**RECORDS**
━━━━━━━━━━

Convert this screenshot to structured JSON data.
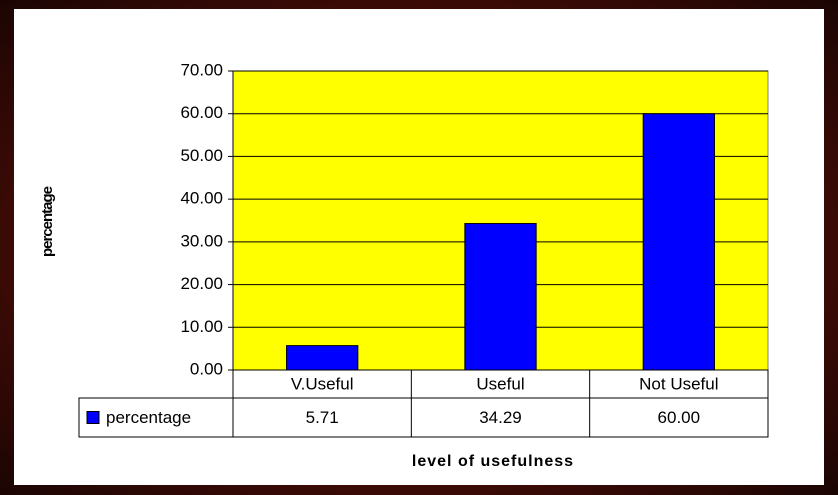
{
  "chart_data": {
    "type": "bar",
    "y_label": "percentage",
    "x_label": "level of usefulness",
    "categories": [
      "V.Useful",
      "Useful",
      "Not Useful"
    ],
    "series": [
      {
        "name": "percentage",
        "color": "#0000ff",
        "values": [
          5.71,
          34.29,
          60
        ],
        "value_labels": [
          "5.71",
          "34.29",
          "60.00"
        ]
      }
    ],
    "ylim": [
      0,
      70
    ],
    "yticks": [
      {
        "value": 0,
        "label": "0.00"
      },
      {
        "value": 10,
        "label": "10.00"
      },
      {
        "value": 20,
        "label": "20.00"
      },
      {
        "value": 30,
        "label": "30.00"
      },
      {
        "value": 40,
        "label": "40.00"
      },
      {
        "value": 50,
        "label": "50.00"
      },
      {
        "value": 60,
        "label": "60.00"
      },
      {
        "value": 70,
        "label": "70.00"
      }
    ],
    "grid": true,
    "plot_background": "#ffff00",
    "data_table": true
  }
}
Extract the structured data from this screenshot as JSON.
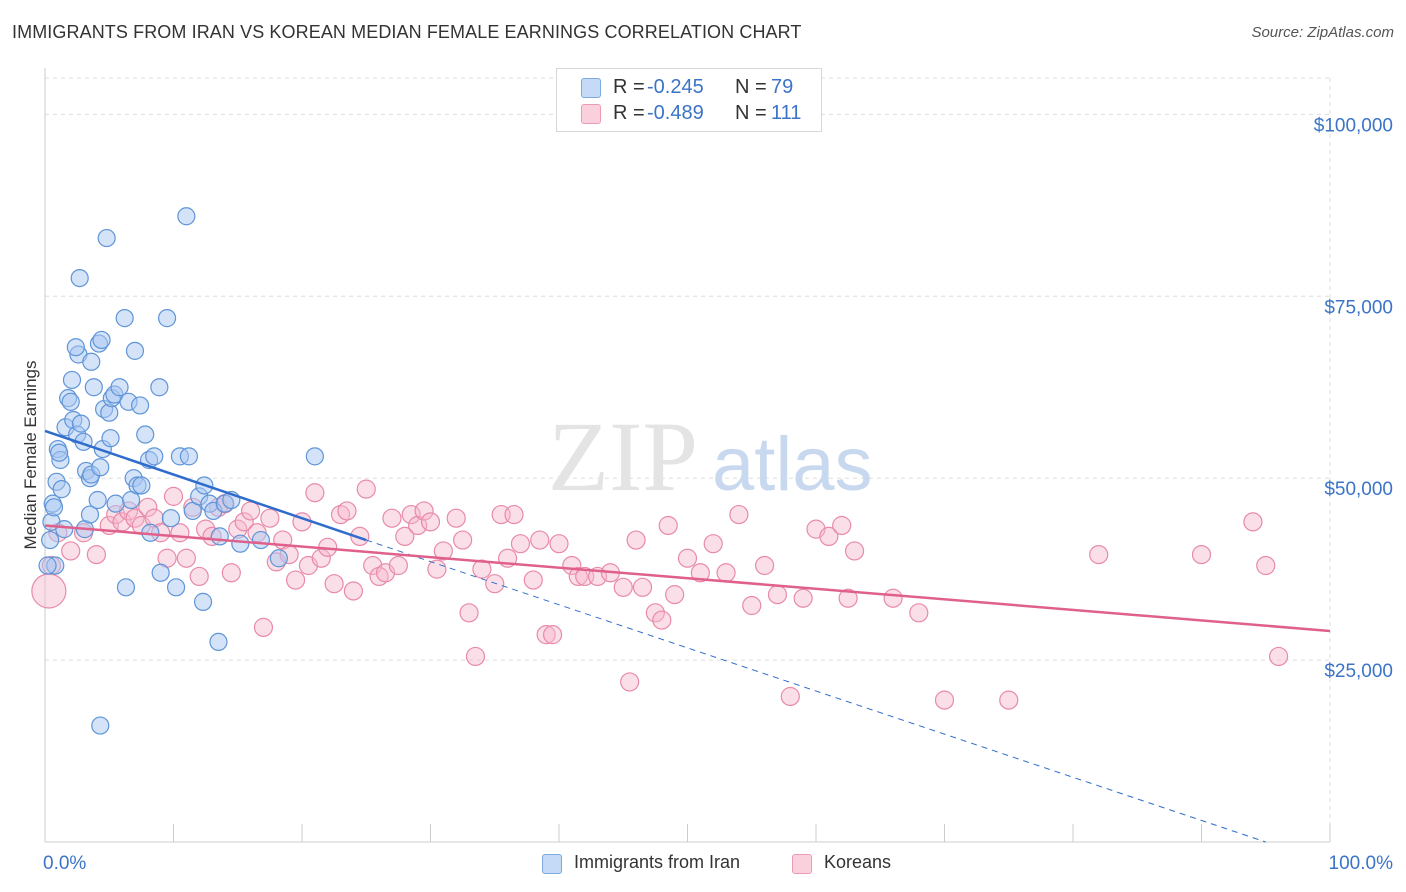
{
  "header": {
    "title": "IMMIGRANTS FROM IRAN VS KOREAN MEDIAN FEMALE EARNINGS CORRELATION CHART",
    "source": "Source: ZipAtlas.com"
  },
  "watermark": {
    "zip": "ZIP",
    "atlas": "atlas"
  },
  "legend": {
    "r_label": "R =",
    "n_label": "N =",
    "rows": [
      {
        "r": "-0.245",
        "n": "79",
        "color": "#a9c8f2"
      },
      {
        "r": "-0.489",
        "n": "111",
        "color": "#f7b8cc"
      }
    ]
  },
  "colors": {
    "blue_fill": "#a9c8f2",
    "blue_stroke": "#5f95d8",
    "blue_line": "#2f6ccc",
    "pink_fill": "#f7b8cc",
    "pink_stroke": "#e88aa8",
    "pink_line": "#e0608c",
    "tick_label": "#3b74c7",
    "grid": "#dddddd"
  },
  "chart_data": {
    "type": "scatter",
    "title": "IMMIGRANTS FROM IRAN VS KOREAN MEDIAN FEMALE EARNINGS CORRELATION CHART",
    "xlabel": "",
    "ylabel": "Median Female Earnings",
    "xlim": [
      0,
      100
    ],
    "ylim": [
      0,
      105000
    ],
    "x_tick_labels": [
      "0.0%",
      "100.0%"
    ],
    "y_ticks": [
      25000,
      50000,
      75000,
      100000
    ],
    "y_tick_labels": [
      "$25,000",
      "$50,000",
      "$75,000",
      "$100,000"
    ],
    "grid": true,
    "legend_position": "top-center",
    "series": [
      {
        "name": "Immigrants from Iran",
        "r": -0.245,
        "n": 79,
        "trend": {
          "x0": 0,
          "y0": 56500,
          "x1": 25,
          "y1": 41500,
          "dashed_to_x": 95,
          "dashed_to_y": 0
        },
        "points": [
          [
            0.5,
            44000
          ],
          [
            0.8,
            38000
          ],
          [
            0.6,
            46500
          ],
          [
            1,
            54000
          ],
          [
            1.2,
            52500
          ],
          [
            0.9,
            49500
          ],
          [
            1.3,
            48500
          ],
          [
            1.5,
            43000
          ],
          [
            1.1,
            53500
          ],
          [
            0.7,
            46000
          ],
          [
            1.8,
            61000
          ],
          [
            1.6,
            57000
          ],
          [
            2,
            60500
          ],
          [
            2.2,
            58000
          ],
          [
            2.5,
            56000
          ],
          [
            2.8,
            57500
          ],
          [
            3,
            55000
          ],
          [
            3.2,
            51000
          ],
          [
            3.5,
            50000
          ],
          [
            3.6,
            50500
          ],
          [
            2.1,
            63500
          ],
          [
            2.6,
            67000
          ],
          [
            2.4,
            68000
          ],
          [
            3.8,
            62500
          ],
          [
            3.6,
            66000
          ],
          [
            4.2,
            68500
          ],
          [
            4.4,
            69000
          ],
          [
            4.6,
            59500
          ],
          [
            5,
            59000
          ],
          [
            5.2,
            61000
          ],
          [
            5.4,
            61500
          ],
          [
            5.8,
            62500
          ],
          [
            6.2,
            72000
          ],
          [
            6.5,
            60500
          ],
          [
            7,
            67500
          ],
          [
            7.4,
            60000
          ],
          [
            7.8,
            56000
          ],
          [
            8.1,
            52500
          ],
          [
            8.5,
            53000
          ],
          [
            8.9,
            62500
          ],
          [
            2.7,
            77500
          ],
          [
            4.8,
            83000
          ],
          [
            9.5,
            72000
          ],
          [
            11,
            86000
          ],
          [
            3.1,
            43000
          ],
          [
            3.5,
            45000
          ],
          [
            4.1,
            47000
          ],
          [
            4.3,
            51500
          ],
          [
            4.5,
            54000
          ],
          [
            5.1,
            55500
          ],
          [
            5.5,
            46500
          ],
          [
            6.3,
            35000
          ],
          [
            6.7,
            47000
          ],
          [
            6.9,
            50000
          ],
          [
            7.2,
            49000
          ],
          [
            7.5,
            49000
          ],
          [
            8.2,
            42500
          ],
          [
            9,
            37000
          ],
          [
            9.8,
            44500
          ],
          [
            10.2,
            35000
          ],
          [
            10.5,
            53000
          ],
          [
            11.2,
            53000
          ],
          [
            11.5,
            45500
          ],
          [
            12,
            47500
          ],
          [
            12.4,
            49000
          ],
          [
            12.8,
            46500
          ],
          [
            13.1,
            45500
          ],
          [
            13.6,
            42000
          ],
          [
            14,
            46500
          ],
          [
            14.5,
            47000
          ],
          [
            15.2,
            41000
          ],
          [
            16.8,
            41500
          ],
          [
            18.2,
            39000
          ],
          [
            21,
            53000
          ],
          [
            4.3,
            16000
          ],
          [
            12.3,
            33000
          ],
          [
            13.5,
            27500
          ],
          [
            0.2,
            38000
          ],
          [
            0.4,
            41500
          ]
        ]
      },
      {
        "name": "Koreans",
        "r": -0.489,
        "n": 111,
        "trend": {
          "x0": 0,
          "y0": 43500,
          "x1": 100,
          "y1": 29000
        },
        "points": [
          [
            0.3,
            34500
          ],
          [
            0.5,
            38000
          ],
          [
            1,
            42500
          ],
          [
            2,
            40000
          ],
          [
            3,
            42500
          ],
          [
            4,
            39500
          ],
          [
            5,
            43500
          ],
          [
            5.5,
            45000
          ],
          [
            6,
            44000
          ],
          [
            6.5,
            45500
          ],
          [
            7,
            44500
          ],
          [
            7.5,
            43500
          ],
          [
            8,
            46000
          ],
          [
            8.5,
            44500
          ],
          [
            9,
            42500
          ],
          [
            9.5,
            39000
          ],
          [
            10,
            47500
          ],
          [
            10.5,
            42500
          ],
          [
            11,
            39000
          ],
          [
            11.5,
            46000
          ],
          [
            12,
            36500
          ],
          [
            12.5,
            43000
          ],
          [
            13,
            42000
          ],
          [
            13.5,
            46000
          ],
          [
            14,
            46500
          ],
          [
            14.5,
            37000
          ],
          [
            15,
            43000
          ],
          [
            15.5,
            44000
          ],
          [
            16,
            45500
          ],
          [
            16.5,
            42500
          ],
          [
            17,
            29500
          ],
          [
            17.5,
            44500
          ],
          [
            18,
            38500
          ],
          [
            18.5,
            41500
          ],
          [
            19,
            39500
          ],
          [
            19.5,
            36000
          ],
          [
            20,
            44000
          ],
          [
            20.5,
            38000
          ],
          [
            21,
            48000
          ],
          [
            21.5,
            39000
          ],
          [
            22,
            40500
          ],
          [
            22.5,
            35500
          ],
          [
            23,
            45000
          ],
          [
            23.5,
            45500
          ],
          [
            24,
            34500
          ],
          [
            24.5,
            42000
          ],
          [
            25,
            48500
          ],
          [
            25.5,
            38000
          ],
          [
            26,
            36500
          ],
          [
            26.5,
            37000
          ],
          [
            27,
            44500
          ],
          [
            27.5,
            38000
          ],
          [
            28,
            42000
          ],
          [
            28.5,
            45000
          ],
          [
            29,
            43500
          ],
          [
            29.5,
            45500
          ],
          [
            30,
            44000
          ],
          [
            30.5,
            37500
          ],
          [
            31,
            40000
          ],
          [
            32,
            44500
          ],
          [
            32.5,
            41500
          ],
          [
            33,
            31500
          ],
          [
            33.5,
            25500
          ],
          [
            34,
            37500
          ],
          [
            35,
            35500
          ],
          [
            35.5,
            45000
          ],
          [
            36,
            39000
          ],
          [
            36.5,
            45000
          ],
          [
            37,
            41000
          ],
          [
            38,
            36000
          ],
          [
            38.5,
            41500
          ],
          [
            39,
            28500
          ],
          [
            39.5,
            28500
          ],
          [
            40,
            41000
          ],
          [
            41,
            38000
          ],
          [
            41.5,
            36500
          ],
          [
            42,
            36500
          ],
          [
            43,
            36500
          ],
          [
            44,
            37000
          ],
          [
            45,
            35000
          ],
          [
            45.5,
            22000
          ],
          [
            46,
            41500
          ],
          [
            46.5,
            35000
          ],
          [
            47.5,
            31500
          ],
          [
            48,
            30500
          ],
          [
            48.5,
            43500
          ],
          [
            49,
            34000
          ],
          [
            50,
            39000
          ],
          [
            51,
            37000
          ],
          [
            52,
            41000
          ],
          [
            53,
            37000
          ],
          [
            54,
            45000
          ],
          [
            55,
            32500
          ],
          [
            56,
            38000
          ],
          [
            57,
            34000
          ],
          [
            58,
            20000
          ],
          [
            59,
            33500
          ],
          [
            60,
            43000
          ],
          [
            61,
            42000
          ],
          [
            62,
            43500
          ],
          [
            62.5,
            33500
          ],
          [
            63,
            40000
          ],
          [
            66,
            33500
          ],
          [
            68,
            31500
          ],
          [
            70,
            19500
          ],
          [
            75,
            19500
          ],
          [
            82,
            39500
          ],
          [
            90,
            39500
          ],
          [
            94,
            44000
          ],
          [
            95,
            38000
          ],
          [
            96,
            25500
          ]
        ]
      }
    ]
  },
  "bottom_legend": [
    {
      "label": "Immigrants from Iran",
      "color": "#a9c8f2"
    },
    {
      "label": "Koreans",
      "color": "#f7b8cc"
    }
  ]
}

━━━━━━━━━━

**TASK TO COMPLETE**
Scan the listing above and copy all lines containing the word "screenshot".

**OUTPUT FOR THIS TASK**
Convert this screenshot to structured JSON data.
Extract the structured data from this screenshot as JSON.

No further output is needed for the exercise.